**Excerpt to read**
- Requests to non-local endpoints are routed through Roam's CORS proxy — browsers can't call most APIs directly.
- Custom setup — Ollama (local and free)
- The embedding model runs on your machine — no third-party service is involved.
- Step 1: Install Ollama and download an embedding model
- Install Ollama.
- In a terminal, run:
ollama pull nomic-embed-text
- Step 2: Allow Roam to talk to Ollama
- Ollama only answers requests from origins it trusts, so without this step Roam's test fails with "Embedding test failed — Failed to fetch".
- Mac: run this command in Terminal:
launchctl setenv OLLAMA_ORIGINS "https://roamresearch.com"
- Then quit Ollama from the menu bar icon and open it again — Ollama only reads this setting when it starts.
- If the error comes back after you reboot your computer, run the command and restart Ollama once more.

**Study material**
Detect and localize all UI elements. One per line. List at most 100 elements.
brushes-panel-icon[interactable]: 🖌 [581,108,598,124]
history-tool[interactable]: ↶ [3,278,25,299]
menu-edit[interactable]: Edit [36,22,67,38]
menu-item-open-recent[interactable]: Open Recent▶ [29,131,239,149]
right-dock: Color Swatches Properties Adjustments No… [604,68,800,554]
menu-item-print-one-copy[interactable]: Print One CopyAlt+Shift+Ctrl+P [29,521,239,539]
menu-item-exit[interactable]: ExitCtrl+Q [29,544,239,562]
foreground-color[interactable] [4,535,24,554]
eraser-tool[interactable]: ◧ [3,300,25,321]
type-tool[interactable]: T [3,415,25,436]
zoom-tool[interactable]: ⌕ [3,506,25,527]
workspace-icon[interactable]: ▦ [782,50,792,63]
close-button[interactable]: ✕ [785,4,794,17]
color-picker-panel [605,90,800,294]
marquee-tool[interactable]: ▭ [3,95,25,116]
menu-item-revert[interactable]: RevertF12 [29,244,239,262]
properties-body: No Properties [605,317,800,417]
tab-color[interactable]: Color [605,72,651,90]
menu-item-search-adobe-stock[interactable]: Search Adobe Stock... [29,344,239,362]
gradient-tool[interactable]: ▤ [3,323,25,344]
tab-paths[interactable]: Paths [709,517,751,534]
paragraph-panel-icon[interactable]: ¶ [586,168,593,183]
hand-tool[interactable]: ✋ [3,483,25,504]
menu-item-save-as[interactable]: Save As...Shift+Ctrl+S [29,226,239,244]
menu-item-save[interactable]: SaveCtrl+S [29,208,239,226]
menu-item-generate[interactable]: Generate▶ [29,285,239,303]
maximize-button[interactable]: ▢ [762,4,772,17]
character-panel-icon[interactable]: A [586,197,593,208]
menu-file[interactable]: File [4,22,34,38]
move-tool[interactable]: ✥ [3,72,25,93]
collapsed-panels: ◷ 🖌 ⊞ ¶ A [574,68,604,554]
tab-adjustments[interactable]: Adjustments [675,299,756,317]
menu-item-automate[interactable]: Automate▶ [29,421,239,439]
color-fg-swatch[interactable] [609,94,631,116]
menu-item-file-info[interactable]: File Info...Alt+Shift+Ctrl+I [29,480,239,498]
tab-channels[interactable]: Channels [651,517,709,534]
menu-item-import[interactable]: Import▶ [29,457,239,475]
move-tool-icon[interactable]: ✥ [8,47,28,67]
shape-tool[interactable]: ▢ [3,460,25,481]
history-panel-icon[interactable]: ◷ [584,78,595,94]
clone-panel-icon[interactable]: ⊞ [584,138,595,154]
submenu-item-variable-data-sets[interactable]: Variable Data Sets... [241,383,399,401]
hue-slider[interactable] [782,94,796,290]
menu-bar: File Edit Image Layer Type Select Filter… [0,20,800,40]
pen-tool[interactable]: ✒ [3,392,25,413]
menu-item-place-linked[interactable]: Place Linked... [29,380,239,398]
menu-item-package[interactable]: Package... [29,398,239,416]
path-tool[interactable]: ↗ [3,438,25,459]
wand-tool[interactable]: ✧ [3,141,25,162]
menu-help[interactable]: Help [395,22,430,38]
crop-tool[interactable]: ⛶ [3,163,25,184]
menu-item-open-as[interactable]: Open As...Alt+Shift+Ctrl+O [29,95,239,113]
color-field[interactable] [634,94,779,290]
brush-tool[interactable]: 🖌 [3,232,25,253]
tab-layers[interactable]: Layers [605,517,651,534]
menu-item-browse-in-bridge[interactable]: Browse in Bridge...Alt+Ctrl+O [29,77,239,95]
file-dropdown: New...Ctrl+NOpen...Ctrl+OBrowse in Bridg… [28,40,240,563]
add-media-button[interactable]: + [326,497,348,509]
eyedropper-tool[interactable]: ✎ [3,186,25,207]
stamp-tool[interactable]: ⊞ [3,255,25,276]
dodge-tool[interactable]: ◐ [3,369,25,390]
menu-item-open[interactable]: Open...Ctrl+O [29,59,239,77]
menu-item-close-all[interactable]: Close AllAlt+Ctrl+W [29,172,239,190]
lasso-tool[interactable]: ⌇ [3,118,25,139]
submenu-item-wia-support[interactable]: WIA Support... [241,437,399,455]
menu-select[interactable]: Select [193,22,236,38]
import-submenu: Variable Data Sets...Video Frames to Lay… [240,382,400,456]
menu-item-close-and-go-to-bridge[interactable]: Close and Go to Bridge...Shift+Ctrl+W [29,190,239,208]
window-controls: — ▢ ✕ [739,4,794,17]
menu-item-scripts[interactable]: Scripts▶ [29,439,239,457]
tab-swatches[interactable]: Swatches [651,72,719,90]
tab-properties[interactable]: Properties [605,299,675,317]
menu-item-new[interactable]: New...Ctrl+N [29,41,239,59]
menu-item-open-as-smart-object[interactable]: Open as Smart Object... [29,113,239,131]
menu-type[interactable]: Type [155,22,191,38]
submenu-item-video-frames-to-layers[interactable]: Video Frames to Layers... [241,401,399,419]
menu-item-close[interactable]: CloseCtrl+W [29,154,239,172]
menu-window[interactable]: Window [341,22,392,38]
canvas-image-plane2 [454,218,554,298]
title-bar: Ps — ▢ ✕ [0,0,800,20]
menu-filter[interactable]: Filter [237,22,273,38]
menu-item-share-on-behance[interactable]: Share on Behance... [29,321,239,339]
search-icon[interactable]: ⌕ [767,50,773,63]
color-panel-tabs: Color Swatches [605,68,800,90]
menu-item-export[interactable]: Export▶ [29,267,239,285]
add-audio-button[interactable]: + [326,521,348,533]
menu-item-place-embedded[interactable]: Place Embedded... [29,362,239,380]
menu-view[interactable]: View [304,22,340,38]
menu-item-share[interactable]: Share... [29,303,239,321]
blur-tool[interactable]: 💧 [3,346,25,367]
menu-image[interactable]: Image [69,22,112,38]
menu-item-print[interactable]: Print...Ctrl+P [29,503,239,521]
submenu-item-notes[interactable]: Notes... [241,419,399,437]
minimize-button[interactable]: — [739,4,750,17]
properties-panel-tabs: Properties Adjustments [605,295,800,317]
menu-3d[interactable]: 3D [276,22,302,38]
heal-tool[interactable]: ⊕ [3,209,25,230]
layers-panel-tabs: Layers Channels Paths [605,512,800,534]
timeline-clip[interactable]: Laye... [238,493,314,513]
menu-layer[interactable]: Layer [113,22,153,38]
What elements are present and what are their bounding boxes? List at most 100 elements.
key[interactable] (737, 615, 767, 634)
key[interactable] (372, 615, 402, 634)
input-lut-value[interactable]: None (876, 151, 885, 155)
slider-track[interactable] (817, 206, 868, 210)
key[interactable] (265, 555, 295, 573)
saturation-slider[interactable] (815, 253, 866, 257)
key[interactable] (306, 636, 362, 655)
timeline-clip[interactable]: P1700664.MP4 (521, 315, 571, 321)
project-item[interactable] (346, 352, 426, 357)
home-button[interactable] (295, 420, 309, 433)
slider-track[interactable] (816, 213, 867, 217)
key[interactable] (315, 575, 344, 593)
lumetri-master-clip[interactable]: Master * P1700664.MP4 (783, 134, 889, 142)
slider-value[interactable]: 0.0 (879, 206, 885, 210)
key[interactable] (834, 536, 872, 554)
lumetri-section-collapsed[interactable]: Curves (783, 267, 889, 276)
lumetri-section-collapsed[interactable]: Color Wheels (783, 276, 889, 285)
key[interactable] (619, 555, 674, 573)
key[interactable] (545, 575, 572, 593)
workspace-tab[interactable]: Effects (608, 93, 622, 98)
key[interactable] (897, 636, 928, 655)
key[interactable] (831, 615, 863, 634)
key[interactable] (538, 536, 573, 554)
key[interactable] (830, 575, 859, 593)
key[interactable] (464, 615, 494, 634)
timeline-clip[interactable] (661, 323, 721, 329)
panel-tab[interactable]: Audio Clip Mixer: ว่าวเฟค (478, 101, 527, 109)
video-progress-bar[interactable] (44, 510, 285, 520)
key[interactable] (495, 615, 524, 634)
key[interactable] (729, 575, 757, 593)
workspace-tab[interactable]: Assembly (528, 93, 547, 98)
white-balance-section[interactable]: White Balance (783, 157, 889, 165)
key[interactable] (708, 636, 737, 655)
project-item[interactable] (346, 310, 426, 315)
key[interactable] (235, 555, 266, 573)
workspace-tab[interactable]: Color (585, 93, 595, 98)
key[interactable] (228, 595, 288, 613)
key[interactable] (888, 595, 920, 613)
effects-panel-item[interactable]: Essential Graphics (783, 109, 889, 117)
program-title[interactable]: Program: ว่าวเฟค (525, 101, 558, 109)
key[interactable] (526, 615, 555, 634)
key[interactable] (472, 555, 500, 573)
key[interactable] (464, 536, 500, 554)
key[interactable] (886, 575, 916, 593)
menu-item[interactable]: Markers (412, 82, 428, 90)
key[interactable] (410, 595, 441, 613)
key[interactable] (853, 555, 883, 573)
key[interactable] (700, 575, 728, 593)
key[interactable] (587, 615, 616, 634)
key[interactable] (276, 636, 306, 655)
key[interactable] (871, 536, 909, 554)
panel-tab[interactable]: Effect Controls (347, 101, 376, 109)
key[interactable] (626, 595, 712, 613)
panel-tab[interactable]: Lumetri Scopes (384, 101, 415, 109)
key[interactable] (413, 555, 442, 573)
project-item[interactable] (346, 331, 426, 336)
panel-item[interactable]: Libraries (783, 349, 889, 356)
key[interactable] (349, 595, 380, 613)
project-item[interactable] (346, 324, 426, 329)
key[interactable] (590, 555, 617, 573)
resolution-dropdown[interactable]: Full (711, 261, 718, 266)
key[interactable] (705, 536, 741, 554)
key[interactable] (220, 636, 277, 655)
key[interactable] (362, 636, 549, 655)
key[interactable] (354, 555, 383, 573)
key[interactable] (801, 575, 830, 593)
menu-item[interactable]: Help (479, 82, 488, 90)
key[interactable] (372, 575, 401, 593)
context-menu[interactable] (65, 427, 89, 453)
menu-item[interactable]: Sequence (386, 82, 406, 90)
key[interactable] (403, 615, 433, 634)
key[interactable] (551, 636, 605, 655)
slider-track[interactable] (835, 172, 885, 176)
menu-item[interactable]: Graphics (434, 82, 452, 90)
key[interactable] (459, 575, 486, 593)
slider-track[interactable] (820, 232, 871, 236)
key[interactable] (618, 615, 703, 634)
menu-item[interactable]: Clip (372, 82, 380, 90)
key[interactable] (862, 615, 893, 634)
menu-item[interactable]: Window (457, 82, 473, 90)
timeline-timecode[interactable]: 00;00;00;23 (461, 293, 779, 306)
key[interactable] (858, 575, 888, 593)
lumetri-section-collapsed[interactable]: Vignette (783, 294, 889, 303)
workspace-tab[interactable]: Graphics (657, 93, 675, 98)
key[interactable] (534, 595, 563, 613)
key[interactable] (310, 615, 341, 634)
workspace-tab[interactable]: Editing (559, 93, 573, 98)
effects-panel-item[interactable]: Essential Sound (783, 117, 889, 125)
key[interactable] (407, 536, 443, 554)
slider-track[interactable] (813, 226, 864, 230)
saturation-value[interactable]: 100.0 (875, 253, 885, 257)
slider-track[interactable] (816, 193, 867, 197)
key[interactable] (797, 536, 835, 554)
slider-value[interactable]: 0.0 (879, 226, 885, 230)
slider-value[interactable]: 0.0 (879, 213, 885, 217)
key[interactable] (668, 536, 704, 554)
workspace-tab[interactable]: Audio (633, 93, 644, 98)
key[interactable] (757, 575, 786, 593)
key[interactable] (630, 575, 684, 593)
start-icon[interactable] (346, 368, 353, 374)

**To do**
Reproduce the full text on setting up Ollama for Roam word for word. These items have no connection to the Ollama setup text.

**Response area**
- Requests to non-local endpoints are routed through Roam's CORS proxy — browsers can't call most APIs directly.
- Custom setup — Ollama (local and free)
- The embedding model runs on your machine — no third-party service is involved.
- Step 1: Install Ollama and download an embedding model
- Install Ollama.
- In a terminal, run:
ollama pull nomic-embed-text
- Step 2: Allow Roam to talk to Ollama
- Ollama only answers requests from origins it trusts, so without this step Roam's test fails with "Embedding test failed — Failed to fetch".
- Mac: run this command in Terminal:
launchctl setenv OLLAMA_ORIGINS "https://roamresearch.com"
- Then quit Ollama from the menu bar icon and open it again — Ollama only reads this setting when it starts.
- If the error comes back after you reboot your computer, run the command and restart Ollama once more.